▶ **TESTO FORNITO**:
"""

Inoltre, il Consiglio di Stato ha ribadito che la decadenza del permesso di costruire, intervenuta per il superamento dei termini previsti per la realizzazione della costruzione, comporta la impossibilità di realizzare la parte non eseguita dell’opera a suo tempo assentita, e la necessità del rilascio di un nuovo titolo edilizio per le opere ancora da eseguire. Pertanto, una volta intervenuta la decadenza, chiunque intenda completare la costruzione necessita di un nuovo ed autonomo titolo edilizio, che deve provvedere a richiedere, sottoponendosi ad un nuovo iter procedimentale, volto sia a verificare la coerenza di quanto occorre ancora realizzare con le prescrizioni urbanistiche vigenti nell’attualità, sia, se del caso a provvedere al ricalcolo del contributo di costruzione.

"""

▶ **ELENCO DELLE VOCI**:
"""

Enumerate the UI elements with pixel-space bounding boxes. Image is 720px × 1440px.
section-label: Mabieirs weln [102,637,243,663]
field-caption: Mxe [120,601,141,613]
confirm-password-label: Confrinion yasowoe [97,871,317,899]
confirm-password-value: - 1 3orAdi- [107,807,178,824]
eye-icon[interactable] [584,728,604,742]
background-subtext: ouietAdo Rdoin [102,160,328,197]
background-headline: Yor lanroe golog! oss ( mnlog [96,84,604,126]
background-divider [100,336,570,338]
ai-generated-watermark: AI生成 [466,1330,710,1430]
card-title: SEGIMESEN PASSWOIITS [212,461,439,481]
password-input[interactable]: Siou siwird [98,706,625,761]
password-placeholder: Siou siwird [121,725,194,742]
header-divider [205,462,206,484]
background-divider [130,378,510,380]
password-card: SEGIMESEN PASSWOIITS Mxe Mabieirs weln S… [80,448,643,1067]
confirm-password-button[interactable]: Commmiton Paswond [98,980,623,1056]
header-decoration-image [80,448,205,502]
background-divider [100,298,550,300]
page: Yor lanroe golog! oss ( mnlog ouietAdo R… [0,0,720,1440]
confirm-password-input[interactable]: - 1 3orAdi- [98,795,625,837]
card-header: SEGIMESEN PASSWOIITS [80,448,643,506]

"""

▶ **IL TUO COMPITO**:
Aggiorna il testo sulla decadenza del permesso di costruire, riscrivendo il tratto che si apre con "Inoltre, il Consiglio" e si chiude con "contributo di costruzione.", e metti "permesso edilizio" al posto di "titolo edilizio". Le voci non hanno alcun ruolo in questo compito.

▶ **LA TUA RISPOSTA**:
Inoltre, il Consiglio di Stato ha ribadito che la decadenza del permesso di costruire, intervenuta per il superamento dei termini previsti per la realizzazione della costruzione, comporta la impossibilità di realizzare la parte non eseguita dell’opera a suo tempo assentita, e la necessità del rilascio di un nuovo permesso edilizio per le opere ancora da eseguire. Pertanto, una volta intervenuta la decadenza, chiunque intenda completare la costruzione necessita di un nuovo ed autonomo permesso edilizio, che deve provvedere a richiedere, sottoponendosi ad un nuovo iter procedimentale, volto sia a verificare la coerenza di quanto occorre ancora realizzare con le prescrizioni urbanistiche vigenti nell’attualità, sia, se del caso a provvedere al ricalcolo del contributo di costruzione.